Directions. Give back every line exactly as it appears, pictures excluded.

▬▬▬

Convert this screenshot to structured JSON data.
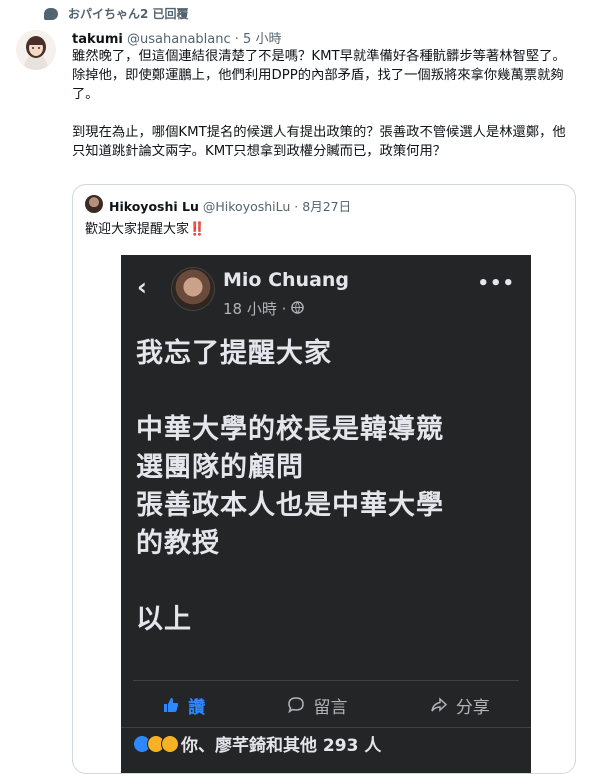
{
  "reply_context": {
    "text": "おパイちゃん2 已回覆"
  },
  "tweet": {
    "display_name": "takumi",
    "handle": "@usahanablanc",
    "time": " · 5 小時",
    "paragraph1": "雖然晚了，但這個連結很清楚了不是嗎？KMT早就準備好各種骯髒步等著林智堅了。除掉他，即使鄭運鵬上，他們利用DPP的內部矛盾，找了一個叛將來拿你幾萬票就夠了。",
    "paragraph2": "到現在為止，哪個KMT提名的候選人有提出政策的？張善政不管候選人是林還鄭，他只知道跳針論文兩字。KMT只想拿到政權分贓而已，政策何用？"
  },
  "quote": {
    "display_name": "Hikoyoshi Lu",
    "handle": "@HikoyoshiLu",
    "date": " · 8月27日",
    "text": "歡迎大家提醒大家",
    "emoji": "‼️"
  },
  "fb_post": {
    "name": "Mio Chuang",
    "time": "18 小時 · ",
    "lines": [
      "我忘了提醒大家",
      "",
      "中華大學的校長是韓導競",
      "選團隊的顧問",
      "張善政本人也是中華大學",
      "的教授",
      "",
      "以上"
    ],
    "like_label": "讚",
    "comment_label": "留言",
    "share_label": "分享",
    "reactions_text": "你、廖芊錡和其他 293 人"
  }
}
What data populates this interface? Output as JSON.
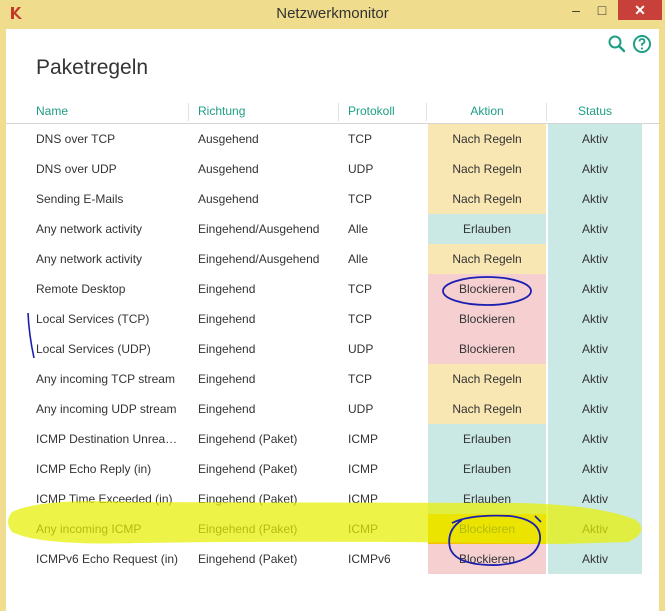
{
  "window": {
    "title": "Netzwerkmonitor",
    "minimize_glyph": "–",
    "maximize_glyph": "□",
    "close_glyph": "✕",
    "icons": [
      "app-logo-icon",
      "search-icon",
      "help-icon"
    ]
  },
  "page": {
    "title": "Paketregeln"
  },
  "columns": {
    "name": "Name",
    "direction": "Richtung",
    "protocol": "Protokoll",
    "action": "Aktion",
    "status": "Status"
  },
  "rows": [
    {
      "name": "DNS over TCP",
      "direction": "Ausgehend",
      "protocol": "TCP",
      "action": "Nach Regeln",
      "status": "Aktiv"
    },
    {
      "name": "DNS over UDP",
      "direction": "Ausgehend",
      "protocol": "UDP",
      "action": "Nach Regeln",
      "status": "Aktiv"
    },
    {
      "name": "Sending E-Mails",
      "direction": "Ausgehend",
      "protocol": "TCP",
      "action": "Nach Regeln",
      "status": "Aktiv"
    },
    {
      "name": "Any network activity",
      "direction": "Eingehend/Ausgehend",
      "protocol": "Alle",
      "action": "Erlauben",
      "status": "Aktiv"
    },
    {
      "name": "Any network activity",
      "direction": "Eingehend/Ausgehend",
      "protocol": "Alle",
      "action": "Nach Regeln",
      "status": "Aktiv"
    },
    {
      "name": "Remote Desktop",
      "direction": "Eingehend",
      "protocol": "TCP",
      "action": "Blockieren",
      "status": "Aktiv"
    },
    {
      "name": "Local Services (TCP)",
      "direction": "Eingehend",
      "protocol": "TCP",
      "action": "Blockieren",
      "status": "Aktiv"
    },
    {
      "name": "Local Services (UDP)",
      "direction": "Eingehend",
      "protocol": "UDP",
      "action": "Blockieren",
      "status": "Aktiv"
    },
    {
      "name": "Any incoming TCP stream",
      "direction": "Eingehend",
      "protocol": "TCP",
      "action": "Nach Regeln",
      "status": "Aktiv"
    },
    {
      "name": "Any incoming UDP stream",
      "direction": "Eingehend",
      "protocol": "UDP",
      "action": "Nach Regeln",
      "status": "Aktiv"
    },
    {
      "name": "ICMP Destination Unrea…",
      "direction": "Eingehend (Paket)",
      "protocol": "ICMP",
      "action": "Erlauben",
      "status": "Aktiv"
    },
    {
      "name": "ICMP Echo Reply (in)",
      "direction": "Eingehend (Paket)",
      "protocol": "ICMP",
      "action": "Erlauben",
      "status": "Aktiv"
    },
    {
      "name": "ICMP Time Exceeded (in)",
      "direction": "Eingehend (Paket)",
      "protocol": "ICMP",
      "action": "Erlauben",
      "status": "Aktiv"
    },
    {
      "name": "Any incoming ICMP",
      "direction": "Eingehend (Paket)",
      "protocol": "ICMP",
      "action": "Blockieren",
      "status": "Aktiv"
    },
    {
      "name": "ICMPv6 Echo Request (in)",
      "direction": "Eingehend (Paket)",
      "protocol": "ICMPv6",
      "action": "Blockieren",
      "status": "Aktiv"
    }
  ],
  "colors": {
    "header_text": "#1f9e86",
    "action_by_rules": "#f9e7b3",
    "action_allow": "#cbe9e4",
    "action_block": "#f6cfd0",
    "status_active": "#cbe9e4",
    "highlight_marker": "#e6f000",
    "pen_annotation": "#1a1fb0"
  }
}
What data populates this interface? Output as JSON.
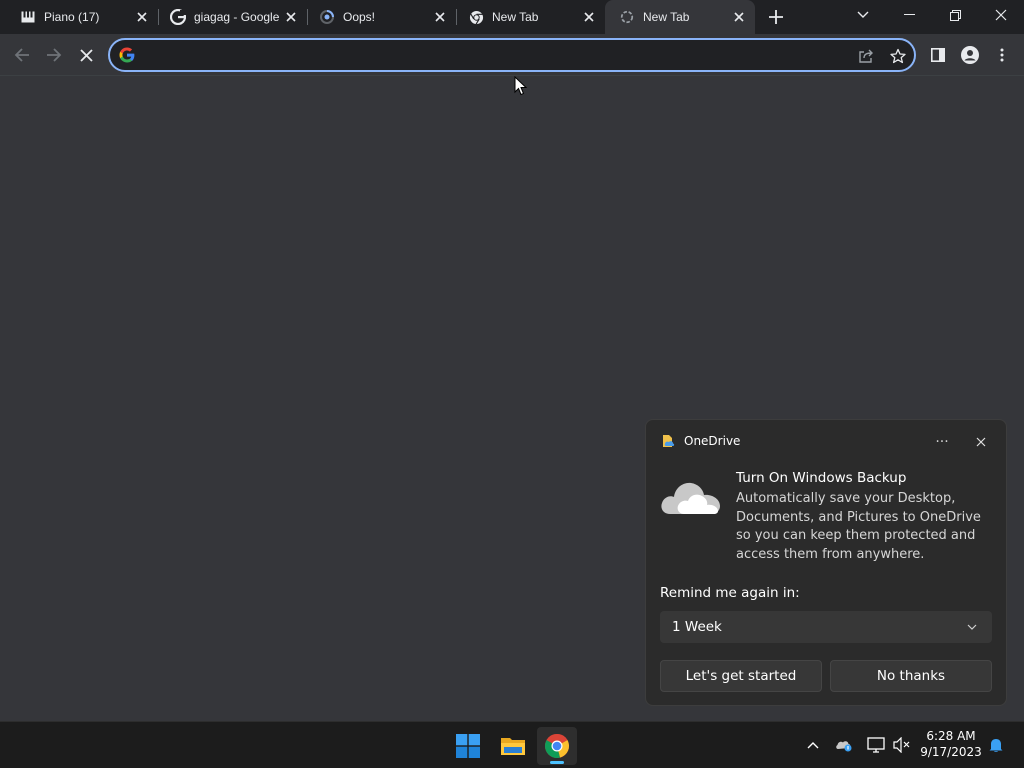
{
  "browser": {
    "tabs": [
      {
        "title": "Piano (17)",
        "favicon": "piano-icon",
        "active": false
      },
      {
        "title": "giagag - Google",
        "favicon": "google-icon",
        "active": false
      },
      {
        "title": "Oops!",
        "favicon": "loading-spinner-icon",
        "active": false
      },
      {
        "title": "New Tab",
        "favicon": "chrome-icon",
        "active": false
      },
      {
        "title": "New Tab",
        "favicon": "loading-spinner-icon",
        "active": true
      }
    ],
    "omnibox": {
      "value": "",
      "placeholder": ""
    }
  },
  "toast": {
    "app_name": "OneDrive",
    "more_label": "···",
    "heading": "Turn On Windows Backup",
    "body": "Automatically save your Desktop, Documents, and Pictures to OneDrive so you can keep them protected and access them from anywhere.",
    "remind_label": "Remind me again in:",
    "remind_selected": "1 Week",
    "primary_button": "Let's get started",
    "secondary_button": "No thanks"
  },
  "taskbar": {
    "apps": [
      "start-icon",
      "file-explorer-icon",
      "chrome-icon"
    ],
    "time": "6:28 AM",
    "date": "9/17/2023"
  },
  "colors": {
    "accent": "#8ab4f8",
    "taskbar_indicator": "#4cc2ff",
    "page_bg": "#35363a",
    "tabstrip_bg": "#202124"
  }
}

▬▬▬

Written solution.
Convert this screenshot to structured JSON data.
{
  "reply_context": {
    "text": "おパイちゃん2 已回覆"
  },
  "tweet": {
    "display_name": "takumi",
    "handle": "@usahanablanc",
    "time": " · 5 小時",
    "paragraph1": "雖然晚了，但這個連結很清楚了不是嗎？KMT早就準備好各種骯髒步等著林智堅了。除掉他，即使鄭運鵬上，他們利用DPP的內部矛盾，找了一個叛將來拿你幾萬票就夠了。",
    "paragraph2": "到現在為止，哪個KMT提名的候選人有提出政策的？張善政不管候選人是林還鄭，他只知道跳針論文兩字。KMT只想拿到政權分贓而已，政策何用？"
  },
  "quote": {
    "display_name": "Hikoyoshi Lu",
    "handle": "@HikoyoshiLu",
    "date": " · 8月27日",
    "text": "歡迎大家提醒大家",
    "emoji": "‼️"
  },
  "fb_post": {
    "name": "Mio Chuang",
    "time": "18 小時 · ",
    "lines": [
      "我忘了提醒大家",
      "",
      "中華大學的校長是韓導競",
      "選團隊的顧問",
      "張善政本人也是中華大學",
      "的教授",
      "",
      "以上"
    ],
    "like_label": "讚",
    "comment_label": "留言",
    "share_label": "分享",
    "reactions_text": "你、廖芊錡和其他 293 人"
  }
}
What data populates this interface? Output as JSON.
{
  "window": {
    "title": "Netzwerkmonitor",
    "minimize_glyph": "–",
    "maximize_glyph": "□",
    "close_glyph": "✕",
    "icons": [
      "app-logo-icon",
      "search-icon",
      "help-icon"
    ]
  },
  "page": {
    "title": "Paketregeln"
  },
  "columns": {
    "name": "Name",
    "direction": "Richtung",
    "protocol": "Protokoll",
    "action": "Aktion",
    "status": "Status"
  },
  "rows": [
    {
      "name": "DNS over TCP",
      "direction": "Ausgehend",
      "protocol": "TCP",
      "action": "Nach Regeln",
      "status": "Aktiv"
    },
    {
      "name": "DNS over UDP",
      "direction": "Ausgehend",
      "protocol": "UDP",
      "action": "Nach Regeln",
      "status": "Aktiv"
    },
    {
      "name": "Sending E-Mails",
      "direction": "Ausgehend",
      "protocol": "TCP",
      "action": "Nach Regeln",
      "status": "Aktiv"
    },
    {
      "name": "Any network activity",
      "direction": "Eingehend/Ausgehend",
      "protocol": "Alle",
      "action": "Erlauben",
      "status": "Aktiv"
    },
    {
      "name": "Any network activity",
      "direction": "Eingehend/Ausgehend",
      "protocol": "Alle",
      "action": "Nach Regeln",
      "status": "Aktiv"
    },
    {
      "name": "Remote Desktop",
      "direction": "Eingehend",
      "protocol": "TCP",
      "action": "Blockieren",
      "status": "Aktiv"
    },
    {
      "name": "Local Services (TCP)",
      "direction": "Eingehend",
      "protocol": "TCP",
      "action": "Blockieren",
      "status": "Aktiv"
    },
    {
      "name": "Local Services (UDP)",
      "direction": "Eingehend",
      "protocol": "UDP",
      "action": "Blockieren",
      "status": "Aktiv"
    },
    {
      "name": "Any incoming TCP stream",
      "direction": "Eingehend",
      "protocol": "TCP",
      "action": "Nach Regeln",
      "status": "Aktiv"
    },
    {
      "name": "Any incoming UDP stream",
      "direction": "Eingehend",
      "protocol": "UDP",
      "action": "Nach Regeln",
      "status": "Aktiv"
    },
    {
      "name": "ICMP Destination Unrea…",
      "direction": "Eingehend (Paket)",
      "protocol": "ICMP",
      "action": "Erlauben",
      "status": "Aktiv"
    },
    {
      "name": "ICMP Echo Reply (in)",
      "direction": "Eingehend (Paket)",
      "protocol": "ICMP",
      "action": "Erlauben",
      "status": "Aktiv"
    },
    {
      "name": "ICMP Time Exceeded (in)",
      "direction": "Eingehend (Paket)",
      "protocol": "ICMP",
      "action": "Erlauben",
      "status": "Aktiv"
    },
    {
      "name": "Any incoming ICMP",
      "direction": "Eingehend (Paket)",
      "protocol": "ICMP",
      "action": "Blockieren",
      "status": "Aktiv"
    },
    {
      "name": "ICMPv6 Echo Request (in)",
      "direction": "Eingehend (Paket)",
      "protocol": "ICMPv6",
      "action": "Blockieren",
      "status": "Aktiv"
    }
  ],
  "colors": {
    "header_text": "#1f9e86",
    "action_by_rules": "#f9e7b3",
    "action_allow": "#cbe9e4",
    "action_block": "#f6cfd0",
    "status_active": "#cbe9e4",
    "highlight_marker": "#e6f000",
    "pen_annotation": "#1a1fb0"
  }
}
What data populates this interface? Output as JSON.
{
  "browser": {
    "tabs": [
      {
        "title": "Piano (17)",
        "favicon": "piano-icon",
        "active": false
      },
      {
        "title": "giagag - Google",
        "favicon": "google-icon",
        "active": false
      },
      {
        "title": "Oops!",
        "favicon": "loading-spinner-icon",
        "active": false
      },
      {
        "title": "New Tab",
        "favicon": "chrome-icon",
        "active": false
      },
      {
        "title": "New Tab",
        "favicon": "loading-spinner-icon",
        "active": true
      }
    ],
    "omnibox": {
      "value": "",
      "placeholder": ""
    }
  },
  "toast": {
    "app_name": "OneDrive",
    "more_label": "···",
    "heading": "Turn On Windows Backup",
    "body": "Automatically save your Desktop, Documents, and Pictures to OneDrive so you can keep them protected and access them from anywhere.",
    "remind_label": "Remind me again in:",
    "remind_selected": "1 Week",
    "primary_button": "Let's get started",
    "secondary_button": "No thanks"
  },
  "taskbar": {
    "apps": [
      "start-icon",
      "file-explorer-icon",
      "chrome-icon"
    ],
    "time": "6:28 AM",
    "date": "9/17/2023"
  },
  "colors": {
    "accent": "#8ab4f8",
    "taskbar_indicator": "#4cc2ff",
    "page_bg": "#35363a",
    "tabstrip_bg": "#202124"
  }
}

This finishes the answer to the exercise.